■ Source
◆ ◆ ◆
“You prepare a table before me
In the presence of my enemies.”

We’ve heard it so many times, that we can easily skip over the details of Psalm 23. “The Lord is my shepherd, yadda, yadda…” But what an odd sentence we have above. The psalmist is under attack from violent foes, and what does God have up his almighty sleeve? He decides to set the table. “Great strategy, God. Now they’ll never get us!”

We have here, however, an ancient piece of wisdom from the mouth of David the king. It was in fleeing for his life from the bloodthirsty Saul that he was first inspired to write psalms, in praise and petition to God. Similarly, the Church today is “under fire,” we might say, facing ever growing challenges of secularization, unethical legislation, and redefining of basic values. In every Christian home, every circle of Christian friends, the same million-dollar question finds its way into our conversations: “What do we do about it?”

The psalm offers one answer above all others: worship.

We are pressed and pressured on every side, and God invites us to come to Him. He sets the table for us at every Mass, where we are fed by His word and Sacrament, and where the whole Church prays together for the world.  To worship is to tell God who He is. It is to step out of the bustle of the “turning world” and listen to God, to be strengthened by him, and to learn of his love.

But what about evangelization? Isn’t it our call to proclaim the gospel to the world? Yes, we must witness to Christ in all fields of work: politics, business, grade schools, think tanks, or the movies. We are called to love every neighbor, and in this we must be creative and intelligent and friendly and confident, challenging even, to anything untrue or misguided. But we are not Christians in the first place because we adhere to a political platform or because of a certain ethic, desperately important though these may be. We are Christians first because, “We have come to know and believe in the love God has for us,” the love who is Jesus Christ (1 Jn 4:16). And to learn to go out, we must first learn to go in.
◆ ◆ ◆
■ What to do
**a)** Return the portion of the Psalm 23 reflection that begins at the words "We have here, however, an" and stops after the words "all others: worship.".
**b)** Answer these questions from the Psalm 23 reflection:
(i) From whom was David fleeing when he was first inspired to write psalms?
(ii) What one answer does the psalm offer above all others?
(iii) At what occasion does God set the table for us?
The entries are separate material, distinct from the Psalm 23 reflection.

■ Excerpted data
◆ ◆ ◆
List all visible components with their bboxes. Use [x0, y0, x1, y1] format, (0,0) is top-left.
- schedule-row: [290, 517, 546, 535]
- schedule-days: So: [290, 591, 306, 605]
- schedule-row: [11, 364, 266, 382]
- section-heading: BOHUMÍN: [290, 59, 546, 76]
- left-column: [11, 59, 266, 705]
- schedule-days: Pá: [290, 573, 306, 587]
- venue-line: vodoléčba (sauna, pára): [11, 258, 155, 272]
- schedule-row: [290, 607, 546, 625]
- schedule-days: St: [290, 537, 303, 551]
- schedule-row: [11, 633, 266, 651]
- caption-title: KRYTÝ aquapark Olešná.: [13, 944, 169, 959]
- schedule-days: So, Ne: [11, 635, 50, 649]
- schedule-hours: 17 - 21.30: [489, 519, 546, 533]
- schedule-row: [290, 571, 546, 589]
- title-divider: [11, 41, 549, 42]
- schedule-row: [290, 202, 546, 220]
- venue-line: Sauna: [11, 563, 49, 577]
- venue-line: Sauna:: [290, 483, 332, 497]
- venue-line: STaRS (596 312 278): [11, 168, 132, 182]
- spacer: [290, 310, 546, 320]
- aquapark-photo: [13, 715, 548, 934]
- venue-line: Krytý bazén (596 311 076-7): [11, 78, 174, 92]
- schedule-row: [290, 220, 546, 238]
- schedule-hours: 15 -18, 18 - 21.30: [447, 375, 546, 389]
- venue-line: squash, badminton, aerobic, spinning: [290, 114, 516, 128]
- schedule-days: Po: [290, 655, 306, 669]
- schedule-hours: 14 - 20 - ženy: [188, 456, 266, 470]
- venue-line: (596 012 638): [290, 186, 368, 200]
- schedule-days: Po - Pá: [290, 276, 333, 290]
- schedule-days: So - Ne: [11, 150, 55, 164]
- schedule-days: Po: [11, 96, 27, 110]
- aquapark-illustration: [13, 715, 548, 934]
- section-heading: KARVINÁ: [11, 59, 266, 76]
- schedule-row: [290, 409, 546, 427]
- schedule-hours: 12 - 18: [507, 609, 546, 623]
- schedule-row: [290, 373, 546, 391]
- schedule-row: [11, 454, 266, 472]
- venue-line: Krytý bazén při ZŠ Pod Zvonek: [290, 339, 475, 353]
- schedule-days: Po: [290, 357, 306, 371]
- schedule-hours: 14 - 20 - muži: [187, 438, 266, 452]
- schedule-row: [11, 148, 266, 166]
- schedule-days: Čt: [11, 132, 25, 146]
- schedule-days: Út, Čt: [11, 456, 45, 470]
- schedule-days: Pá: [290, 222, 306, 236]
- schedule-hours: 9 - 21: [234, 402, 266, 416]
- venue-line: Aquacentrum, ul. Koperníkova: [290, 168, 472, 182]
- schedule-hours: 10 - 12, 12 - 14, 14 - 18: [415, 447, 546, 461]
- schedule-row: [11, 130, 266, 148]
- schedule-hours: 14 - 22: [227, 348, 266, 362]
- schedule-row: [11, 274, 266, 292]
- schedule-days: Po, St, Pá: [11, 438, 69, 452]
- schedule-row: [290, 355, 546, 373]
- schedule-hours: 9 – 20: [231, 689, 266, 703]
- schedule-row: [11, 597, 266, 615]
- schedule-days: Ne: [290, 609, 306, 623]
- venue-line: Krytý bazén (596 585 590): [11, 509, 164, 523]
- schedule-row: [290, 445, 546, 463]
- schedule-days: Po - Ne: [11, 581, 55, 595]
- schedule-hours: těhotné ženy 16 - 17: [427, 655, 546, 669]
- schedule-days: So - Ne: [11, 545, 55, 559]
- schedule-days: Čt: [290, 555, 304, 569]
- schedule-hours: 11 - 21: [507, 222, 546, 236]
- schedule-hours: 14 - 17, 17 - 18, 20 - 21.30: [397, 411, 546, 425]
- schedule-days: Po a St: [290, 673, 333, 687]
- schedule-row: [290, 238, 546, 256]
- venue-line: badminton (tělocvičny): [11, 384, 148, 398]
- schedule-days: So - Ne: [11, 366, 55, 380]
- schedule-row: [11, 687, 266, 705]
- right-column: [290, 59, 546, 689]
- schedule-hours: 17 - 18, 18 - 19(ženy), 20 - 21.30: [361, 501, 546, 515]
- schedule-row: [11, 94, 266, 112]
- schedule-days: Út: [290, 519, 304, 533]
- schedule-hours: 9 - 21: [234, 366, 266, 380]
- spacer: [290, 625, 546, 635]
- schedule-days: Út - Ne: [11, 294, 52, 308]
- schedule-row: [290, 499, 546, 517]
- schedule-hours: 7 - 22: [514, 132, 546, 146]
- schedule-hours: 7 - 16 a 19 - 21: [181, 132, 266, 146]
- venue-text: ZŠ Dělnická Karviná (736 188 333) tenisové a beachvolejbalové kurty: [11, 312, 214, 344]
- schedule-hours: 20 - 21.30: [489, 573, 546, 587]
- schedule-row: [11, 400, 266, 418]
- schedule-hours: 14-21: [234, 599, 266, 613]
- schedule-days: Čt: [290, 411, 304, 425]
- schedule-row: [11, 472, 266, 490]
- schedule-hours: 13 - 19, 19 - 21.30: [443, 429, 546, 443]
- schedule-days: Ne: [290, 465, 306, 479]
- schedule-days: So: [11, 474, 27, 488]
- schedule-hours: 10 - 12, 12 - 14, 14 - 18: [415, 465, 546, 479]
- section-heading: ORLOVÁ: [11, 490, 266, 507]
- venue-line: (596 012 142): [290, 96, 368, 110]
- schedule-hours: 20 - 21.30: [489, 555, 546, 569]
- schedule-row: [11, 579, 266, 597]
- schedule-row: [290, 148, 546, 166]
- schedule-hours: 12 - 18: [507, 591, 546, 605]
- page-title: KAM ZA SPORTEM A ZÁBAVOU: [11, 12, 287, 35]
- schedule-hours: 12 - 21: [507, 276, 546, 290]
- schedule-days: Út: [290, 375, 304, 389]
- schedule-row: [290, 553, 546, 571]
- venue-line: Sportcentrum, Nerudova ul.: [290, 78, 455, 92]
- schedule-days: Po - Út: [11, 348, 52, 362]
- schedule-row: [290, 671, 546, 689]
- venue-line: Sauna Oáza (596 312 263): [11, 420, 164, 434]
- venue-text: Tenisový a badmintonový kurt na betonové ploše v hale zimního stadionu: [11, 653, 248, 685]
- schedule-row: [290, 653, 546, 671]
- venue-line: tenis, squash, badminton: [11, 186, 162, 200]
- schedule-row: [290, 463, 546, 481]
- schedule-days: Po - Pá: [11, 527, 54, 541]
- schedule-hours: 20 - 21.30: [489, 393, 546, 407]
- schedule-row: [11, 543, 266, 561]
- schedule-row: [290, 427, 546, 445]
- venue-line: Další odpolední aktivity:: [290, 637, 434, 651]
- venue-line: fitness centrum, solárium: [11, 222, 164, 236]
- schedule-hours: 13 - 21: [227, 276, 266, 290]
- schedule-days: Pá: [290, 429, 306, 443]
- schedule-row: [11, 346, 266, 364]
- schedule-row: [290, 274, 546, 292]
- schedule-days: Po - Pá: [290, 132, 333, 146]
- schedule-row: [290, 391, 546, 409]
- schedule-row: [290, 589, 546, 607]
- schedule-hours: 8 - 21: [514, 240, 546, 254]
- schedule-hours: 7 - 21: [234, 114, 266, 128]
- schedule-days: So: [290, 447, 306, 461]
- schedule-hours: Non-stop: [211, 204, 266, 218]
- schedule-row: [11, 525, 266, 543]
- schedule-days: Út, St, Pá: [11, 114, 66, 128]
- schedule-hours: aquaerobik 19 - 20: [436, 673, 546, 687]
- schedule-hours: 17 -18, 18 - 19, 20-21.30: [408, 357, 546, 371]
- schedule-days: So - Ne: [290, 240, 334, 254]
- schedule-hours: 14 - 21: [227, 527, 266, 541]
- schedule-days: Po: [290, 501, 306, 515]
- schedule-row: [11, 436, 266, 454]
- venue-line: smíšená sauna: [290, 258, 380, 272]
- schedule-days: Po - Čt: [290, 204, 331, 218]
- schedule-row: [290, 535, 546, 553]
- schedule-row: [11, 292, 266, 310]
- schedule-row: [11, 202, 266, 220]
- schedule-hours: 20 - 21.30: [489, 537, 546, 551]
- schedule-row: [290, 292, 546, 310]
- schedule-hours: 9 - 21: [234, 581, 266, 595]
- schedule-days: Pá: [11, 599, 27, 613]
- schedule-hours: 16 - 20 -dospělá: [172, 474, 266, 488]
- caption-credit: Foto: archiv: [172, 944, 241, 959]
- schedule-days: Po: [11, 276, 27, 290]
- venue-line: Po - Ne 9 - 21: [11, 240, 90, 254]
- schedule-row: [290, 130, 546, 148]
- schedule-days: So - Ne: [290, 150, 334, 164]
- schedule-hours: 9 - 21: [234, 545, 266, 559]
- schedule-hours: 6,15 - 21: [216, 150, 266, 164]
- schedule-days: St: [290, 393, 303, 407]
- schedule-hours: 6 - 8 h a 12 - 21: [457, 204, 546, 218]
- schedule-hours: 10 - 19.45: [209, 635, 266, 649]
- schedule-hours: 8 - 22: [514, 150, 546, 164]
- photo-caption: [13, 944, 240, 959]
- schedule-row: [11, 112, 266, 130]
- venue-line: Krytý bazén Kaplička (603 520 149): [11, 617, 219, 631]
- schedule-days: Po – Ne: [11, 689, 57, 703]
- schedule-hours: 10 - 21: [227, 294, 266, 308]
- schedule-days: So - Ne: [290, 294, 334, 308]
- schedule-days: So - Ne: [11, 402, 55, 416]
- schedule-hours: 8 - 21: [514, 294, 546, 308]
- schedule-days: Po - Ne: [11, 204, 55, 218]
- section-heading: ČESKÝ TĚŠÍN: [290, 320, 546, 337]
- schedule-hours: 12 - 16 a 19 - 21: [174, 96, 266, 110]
◆ ◆ ◆
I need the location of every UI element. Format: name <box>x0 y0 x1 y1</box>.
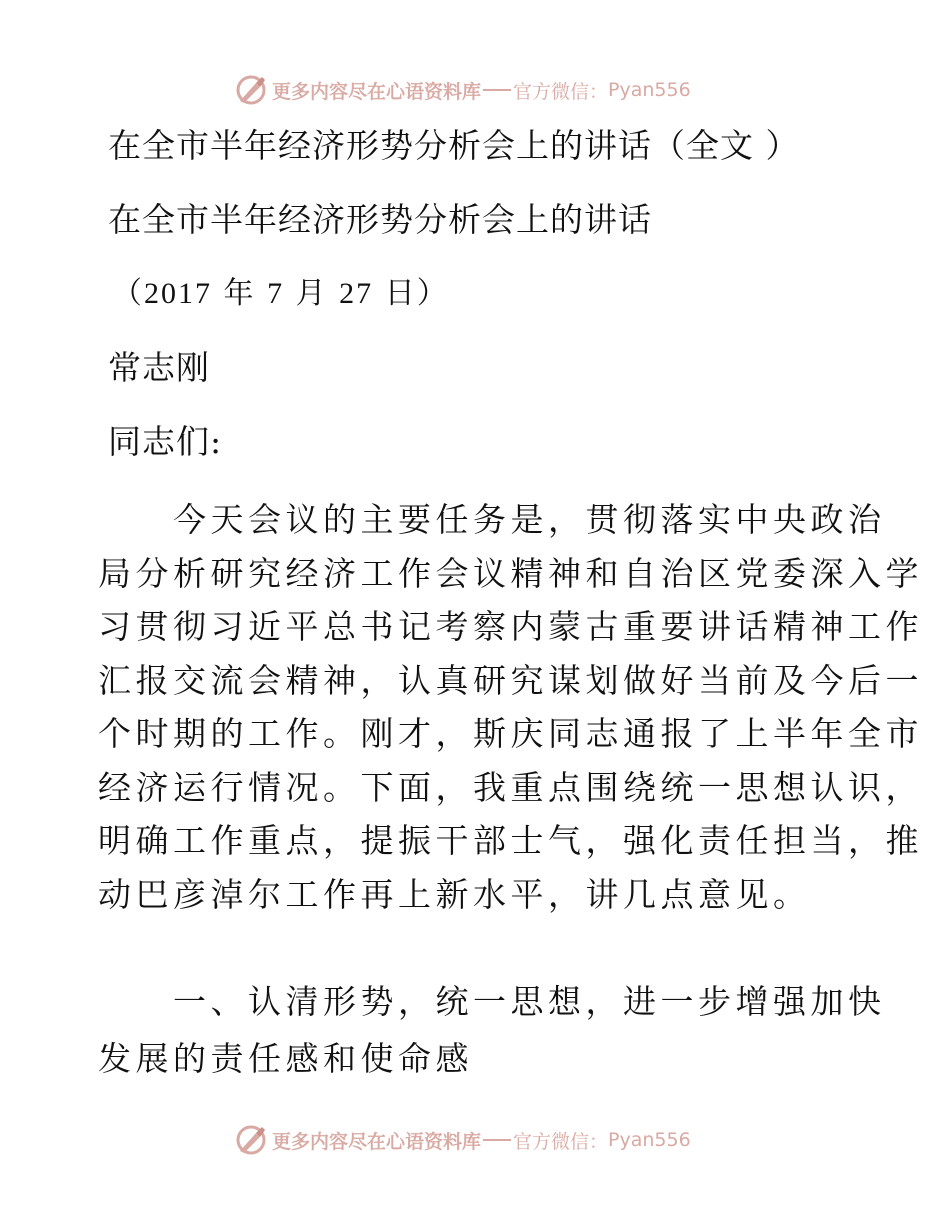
◆ ◆ ◆
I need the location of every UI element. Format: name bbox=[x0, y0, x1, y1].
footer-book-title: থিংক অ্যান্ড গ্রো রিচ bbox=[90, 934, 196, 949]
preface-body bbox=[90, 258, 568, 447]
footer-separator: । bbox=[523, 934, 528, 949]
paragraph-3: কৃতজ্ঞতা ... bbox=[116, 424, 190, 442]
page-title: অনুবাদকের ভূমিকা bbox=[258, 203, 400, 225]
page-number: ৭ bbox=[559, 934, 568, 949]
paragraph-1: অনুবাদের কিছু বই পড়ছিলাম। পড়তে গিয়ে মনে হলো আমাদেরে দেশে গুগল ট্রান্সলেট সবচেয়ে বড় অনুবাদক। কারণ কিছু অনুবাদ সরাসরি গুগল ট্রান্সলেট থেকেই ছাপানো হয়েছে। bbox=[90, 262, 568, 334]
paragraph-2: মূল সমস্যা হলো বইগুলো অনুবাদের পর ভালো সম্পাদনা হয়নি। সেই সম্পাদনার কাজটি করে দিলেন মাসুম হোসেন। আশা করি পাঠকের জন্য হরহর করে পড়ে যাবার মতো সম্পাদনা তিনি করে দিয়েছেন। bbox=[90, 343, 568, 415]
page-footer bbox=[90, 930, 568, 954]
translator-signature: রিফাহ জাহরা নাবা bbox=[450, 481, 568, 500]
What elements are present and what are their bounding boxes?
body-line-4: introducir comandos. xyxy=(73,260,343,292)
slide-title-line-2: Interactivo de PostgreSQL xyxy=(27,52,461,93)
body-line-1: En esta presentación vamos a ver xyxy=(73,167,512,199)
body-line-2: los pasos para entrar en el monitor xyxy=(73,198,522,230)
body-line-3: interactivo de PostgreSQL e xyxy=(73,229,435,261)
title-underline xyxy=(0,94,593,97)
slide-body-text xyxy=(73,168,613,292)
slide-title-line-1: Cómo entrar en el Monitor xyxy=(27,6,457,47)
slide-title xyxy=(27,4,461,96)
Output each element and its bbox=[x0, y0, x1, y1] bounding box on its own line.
◆ ◆ ◆
■ Solutions per task
**a)**
We have here, however, an ancient piece of wisdom from the mouth of David the king. It was in fleeing for his life from the bloodthirsty Saul that he was first inspired to write psalms, in praise and petition to God. Similarly, the Church today is “under fire,” we might say, facing ever growing challenges of secularization, unethical legislation, and redefining of basic values. In every Christian home, every circle of Christian friends, the same million-dollar question finds its way into our conversations: “What do we do about it?”

The psalm offers one answer above all others: worship.

**b)**
(i) From Saul.
(ii) Worship.
(iii) At every Mass.